TASK SET:
(1) Decide whether each statement below agrees with the post about a scripture memorization app. Answer yes or no for each, quoting the words of the post that decide it. (a) The writer lives in Berlin. (b) The writer taught a five-year-old son to read using Anki. (c) The writer found the market for educational apps that teach children to read appealing.
(2) Translate this sentence from the post about a scripture memorization app into Spanish: "The price point is low, customer acquisition costs are high, regulations are complex, and subscription revenue is challenging to achieve."

EXTRACT:

Tal Perry

    Why I Chose Not to Develop a Scripture Memorization App for American Christians

    Before diving into the reasons behind my decision, it’s essential to know that I am a Jewish Israeli atheist living in Berlin. This background might make you wonder why I would even consider building such an app.

    Despite my core identity, I sold a developer tools company two years ago and vowed, “Never again to build a developer tools company.” Instead, I want to pursue something with a well-defined target market and clear value proposition, ideally requiring no outside capital.

    Memorizing Christian scripture, a niche within the Faithtech market, initially appeared promising. However, I ultimately concluded that it wasn’t the right fit for me. Here I’ll reflect on how I found the idea to begin with and how I concluded I am not a fit for it.

    Initial Motivation

    As an immigrant in Germany, learning the local language has been a persistent challenge. I have been using Anki, a tool that employs “spaced repetition,” to expand my German vocabulary.

    Discovering Anki’s effectiveness, I came across a heartwarming Reddit story of a parent teaching their child to read using this tool. Inspired, I successfully taught my own five-year-old son to read with Anki. GenAI makes a fun way to read the word Giraffe Moreover, I discovered that GenAI allows me to generate large volumes of high-quality content affordably, which would have been prohibitively expensive a few years ago. Using GenAI, I created engaging educational content for my son, like spelling the word “Wurst” (sausage) using images of sausages and producing illustrated and narrated German sentences in YouTube videos.

    I was intrigued by the possibility of selling this as a product to other parents. However, I realized that the market for educational apps teaching children to read is unappealing. The price point is low, customer acquisition costs are high, regulations are complex, and subscription revenue is challenging to achieve.

    Despite these hurdles, I remained interested in the intersection of affordable high-quality content that GenAI enables and memorization algorithms. However, having previously made the mistake of building something and then validating whether someone wanted it, I now sought a problem to solve before developing a solution.

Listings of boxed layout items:
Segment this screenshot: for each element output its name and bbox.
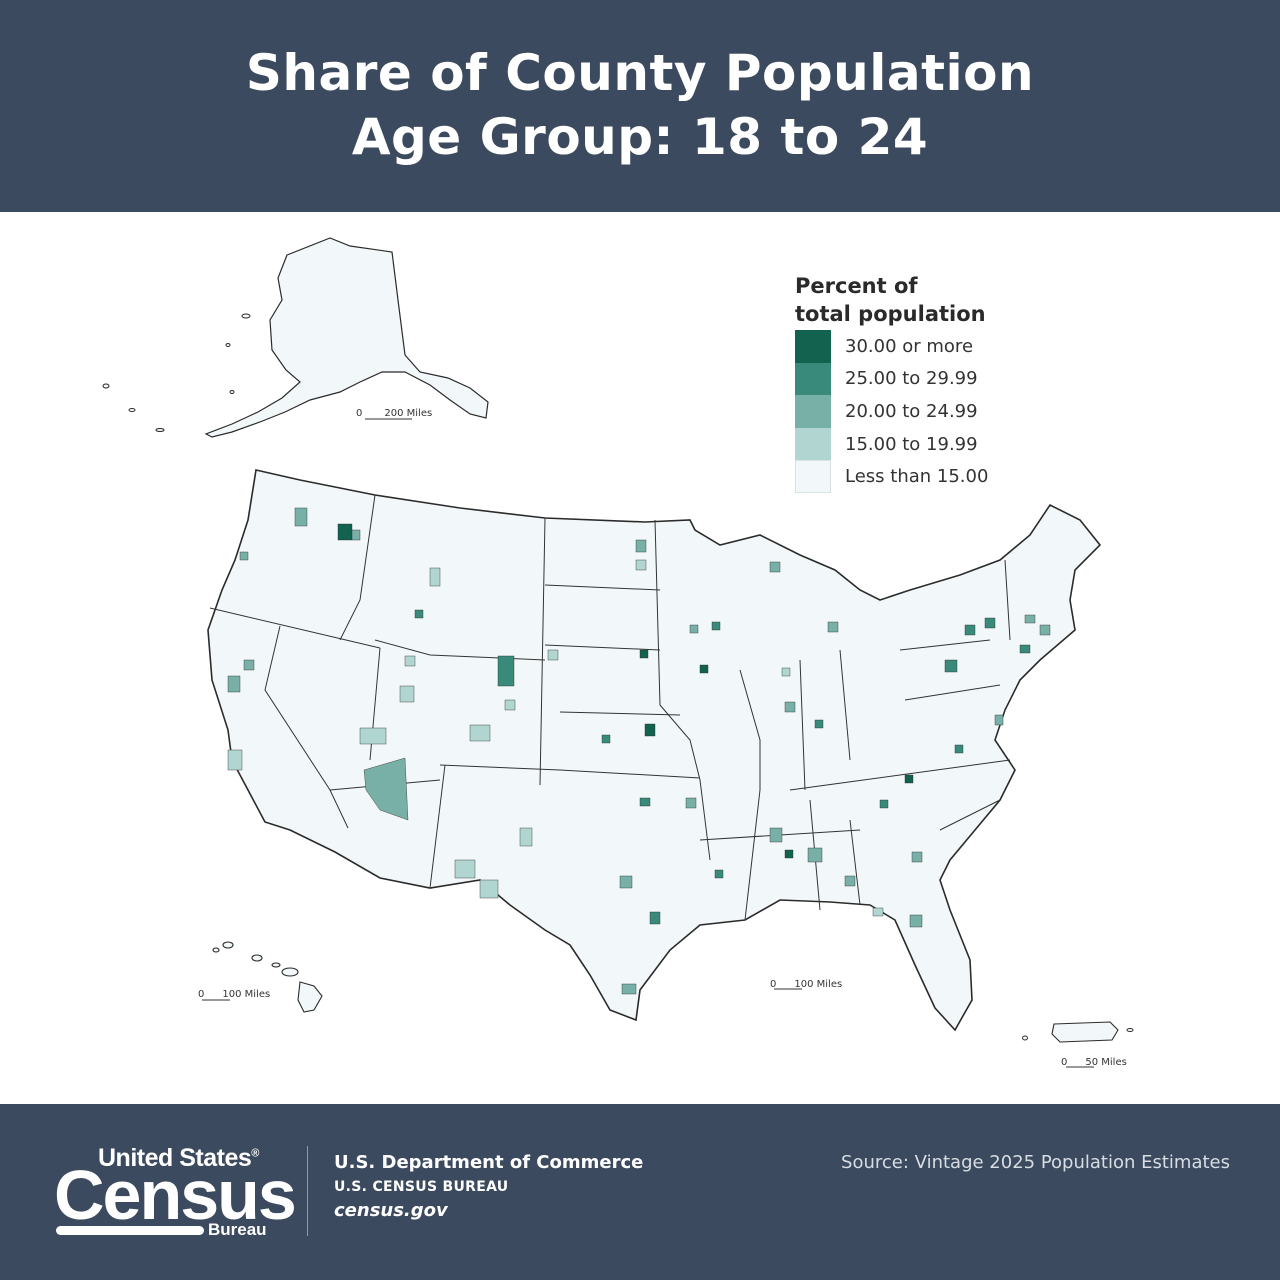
legend-label: 25.00 to 29.99 (845, 368, 978, 390)
source-note: Source: Vintage 2025 Population Estimate… (841, 1152, 1230, 1173)
hawaii-scale-label: 0 100 Miles (198, 989, 271, 1000)
census-logo[interactable]: United States® Census Bureau (54, 1140, 297, 1240)
map-legend: Percent of total population 30.00 or mor… (795, 272, 1035, 493)
website-link[interactable]: census.gov (334, 1200, 448, 1221)
header-banner: Share of County Population Age Group: 18… (0, 0, 1280, 212)
legend-swatch (795, 427, 831, 461)
legend-title: Percent of total population (795, 274, 986, 326)
legend-label: Less than 15.00 (845, 466, 989, 488)
scale-bar-lines (202, 418, 1094, 1068)
legend-swatch (795, 330, 831, 363)
logo-word-bureau: Bureau (208, 1220, 267, 1239)
legend-label: 20.00 to 24.99 (845, 400, 978, 422)
hawaii-islands (212, 941, 323, 1013)
conus-shape (207, 469, 1102, 1032)
map-title-line-1: Share of County Population (245, 44, 1035, 102)
legend-swatch (795, 362, 831, 396)
legend-label: 30.00 or more (845, 335, 974, 357)
footer-banner: United States® Census Bureau U.S. Depart… (0, 1104, 1280, 1280)
legend-entry: 15.00 to 19.99 (795, 427, 1035, 461)
map-area: 0 200 Miles 0 100 Miles 0 100 Miles 0 50 Mil… (0, 212, 1280, 1104)
legend-swatch (795, 460, 831, 493)
logo-line-united-states: United States® (98, 1144, 259, 1172)
legend-entry: 25.00 to 29.99 (795, 362, 1035, 396)
puerto-rico-shape (1051, 1021, 1119, 1043)
bureau-name: U.S. CENSUS BUREAU (334, 1179, 509, 1195)
highlighted-counties (227, 507, 1051, 995)
alaska-shape (204, 237, 489, 438)
legend-entry: Less than 15.00 (795, 460, 1035, 493)
conus-scale-label: 0 100 Miles (770, 979, 843, 990)
logo-underline (56, 1226, 204, 1235)
logo-word-census: Census (54, 1156, 297, 1234)
legend-entry: 30.00 or more (795, 330, 1035, 363)
legend-swatch (795, 395, 831, 428)
map-title-line-2: Age Group: 18 to 24 (351, 108, 929, 166)
footer-divider (307, 1146, 308, 1236)
department-name: U.S. Department of Commerce (334, 1152, 644, 1173)
legend-entry: 20.00 to 24.99 (795, 395, 1035, 428)
alaska-islands (102, 313, 251, 432)
legend-label: 15.00 to 19.99 (845, 433, 978, 455)
puerto-rico-scale-label: 0 50 Miles (1061, 1057, 1127, 1068)
choropleth-map (102, 237, 1134, 1068)
alaska-scale-label: 0 200 Miles (356, 408, 433, 419)
legend-entries: 30.00 or more 25.00 to 29.99 20.00 to 24… (795, 330, 1035, 493)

OUTPUTS BY TASK:
(1)
(a) Yes: "I am a Jewish Israeli atheist living in Berlin."
(b) Yes: "Inspired, I successfully taught my own five-year-old son to read with Anki."
(c) No: "However, I realized that the market for educational apps teaching children to read is unappealing."

(2) El precio es bajo, los costos de adquisición de clientes son altos, las regulaciones son complejas y es difícil lograr ingresos por suscripción.